━━━━━ Data to use ━━━━━

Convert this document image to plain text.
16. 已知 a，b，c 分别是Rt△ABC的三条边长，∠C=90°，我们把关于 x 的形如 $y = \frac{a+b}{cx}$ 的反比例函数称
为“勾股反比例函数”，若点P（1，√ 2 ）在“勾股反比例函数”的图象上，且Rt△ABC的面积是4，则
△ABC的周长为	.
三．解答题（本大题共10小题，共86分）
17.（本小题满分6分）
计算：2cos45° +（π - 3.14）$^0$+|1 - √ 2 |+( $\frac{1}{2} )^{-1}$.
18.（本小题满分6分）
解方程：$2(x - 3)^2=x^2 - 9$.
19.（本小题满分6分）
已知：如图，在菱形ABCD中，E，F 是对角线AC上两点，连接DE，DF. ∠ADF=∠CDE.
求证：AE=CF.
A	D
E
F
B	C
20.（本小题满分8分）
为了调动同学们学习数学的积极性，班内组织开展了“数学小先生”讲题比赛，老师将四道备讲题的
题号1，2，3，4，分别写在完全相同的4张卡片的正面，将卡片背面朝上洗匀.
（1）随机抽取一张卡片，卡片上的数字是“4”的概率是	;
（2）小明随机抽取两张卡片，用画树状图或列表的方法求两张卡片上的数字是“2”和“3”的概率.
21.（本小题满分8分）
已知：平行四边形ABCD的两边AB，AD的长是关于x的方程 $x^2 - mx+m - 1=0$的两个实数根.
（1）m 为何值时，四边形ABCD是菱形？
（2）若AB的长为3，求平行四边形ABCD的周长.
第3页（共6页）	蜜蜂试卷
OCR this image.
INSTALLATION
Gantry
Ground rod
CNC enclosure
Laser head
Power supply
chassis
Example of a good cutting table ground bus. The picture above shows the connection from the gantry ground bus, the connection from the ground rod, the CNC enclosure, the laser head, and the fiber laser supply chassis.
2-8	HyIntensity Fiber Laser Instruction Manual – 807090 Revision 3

━━━━━
━━━━━ Data to use ━━━━━

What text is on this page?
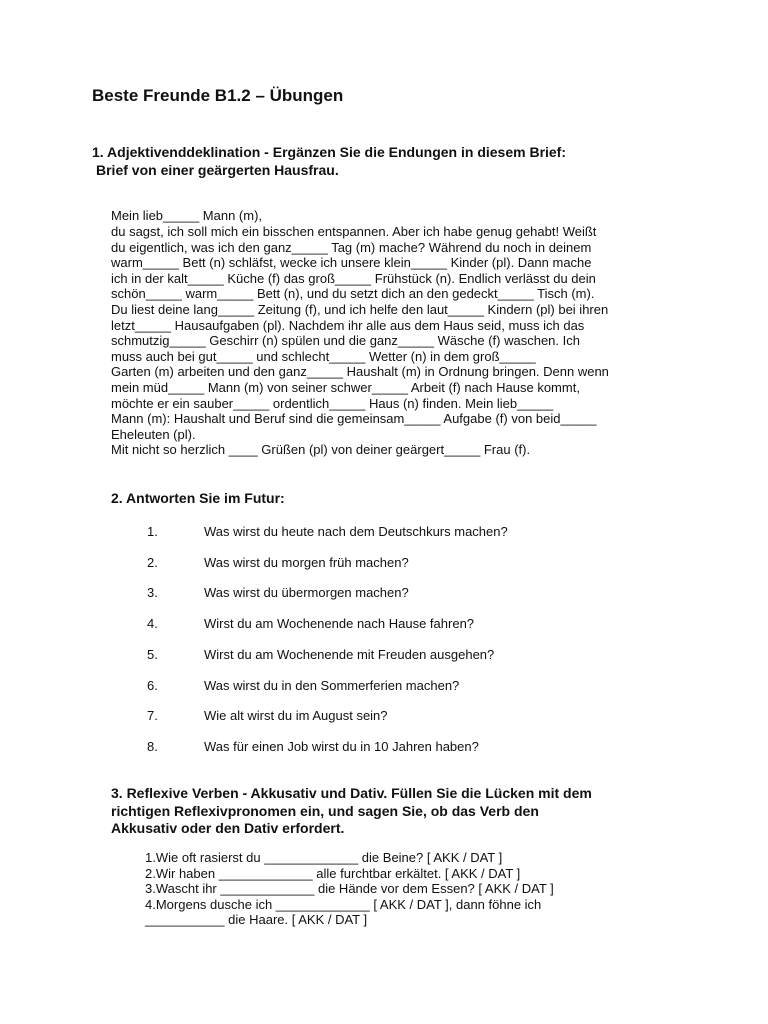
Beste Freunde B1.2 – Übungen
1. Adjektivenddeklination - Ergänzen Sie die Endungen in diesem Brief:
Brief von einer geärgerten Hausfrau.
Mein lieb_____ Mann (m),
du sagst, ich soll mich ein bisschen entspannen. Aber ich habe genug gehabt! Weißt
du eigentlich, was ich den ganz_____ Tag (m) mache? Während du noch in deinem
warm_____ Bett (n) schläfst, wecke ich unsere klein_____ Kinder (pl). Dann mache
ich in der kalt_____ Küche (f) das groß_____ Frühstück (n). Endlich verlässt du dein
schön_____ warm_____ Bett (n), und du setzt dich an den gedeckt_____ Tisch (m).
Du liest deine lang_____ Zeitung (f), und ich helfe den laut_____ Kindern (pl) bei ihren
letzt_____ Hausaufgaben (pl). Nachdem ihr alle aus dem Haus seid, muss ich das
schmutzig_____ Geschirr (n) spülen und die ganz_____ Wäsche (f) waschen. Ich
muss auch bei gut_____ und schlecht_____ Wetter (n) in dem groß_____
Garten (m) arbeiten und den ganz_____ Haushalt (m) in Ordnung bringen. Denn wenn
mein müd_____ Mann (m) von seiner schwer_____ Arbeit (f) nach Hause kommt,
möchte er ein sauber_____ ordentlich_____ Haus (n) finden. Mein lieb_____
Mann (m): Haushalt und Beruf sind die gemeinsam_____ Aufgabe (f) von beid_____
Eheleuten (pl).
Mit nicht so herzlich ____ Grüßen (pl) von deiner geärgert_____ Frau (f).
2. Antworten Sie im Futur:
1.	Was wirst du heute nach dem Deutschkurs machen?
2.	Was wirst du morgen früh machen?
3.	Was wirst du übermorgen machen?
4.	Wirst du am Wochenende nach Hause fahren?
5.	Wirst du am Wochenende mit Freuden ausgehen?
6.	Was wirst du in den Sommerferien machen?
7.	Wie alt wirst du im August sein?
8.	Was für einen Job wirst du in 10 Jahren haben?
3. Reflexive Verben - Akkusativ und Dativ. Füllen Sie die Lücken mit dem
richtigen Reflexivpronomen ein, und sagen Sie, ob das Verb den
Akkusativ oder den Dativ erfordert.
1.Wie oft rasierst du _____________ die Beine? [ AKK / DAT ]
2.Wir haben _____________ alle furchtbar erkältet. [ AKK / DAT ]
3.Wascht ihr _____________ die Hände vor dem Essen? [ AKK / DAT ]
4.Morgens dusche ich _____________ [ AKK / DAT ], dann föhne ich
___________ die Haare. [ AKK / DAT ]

━━━━━

Written request:
Select every line above that contains the word "frac", and copy it.

Task response:
16. 已知 a，b，c 分别是Rt△ABC的三条边长，∠C=90°，我们把关于 x 的形如 $y = \frac{a+b}{cx}$ 的反比例函数称
计算：2cos45° +（π - 3.14）$^0$+|1 - √ 2 |+( $\frac{1}{2} )^{-1}$.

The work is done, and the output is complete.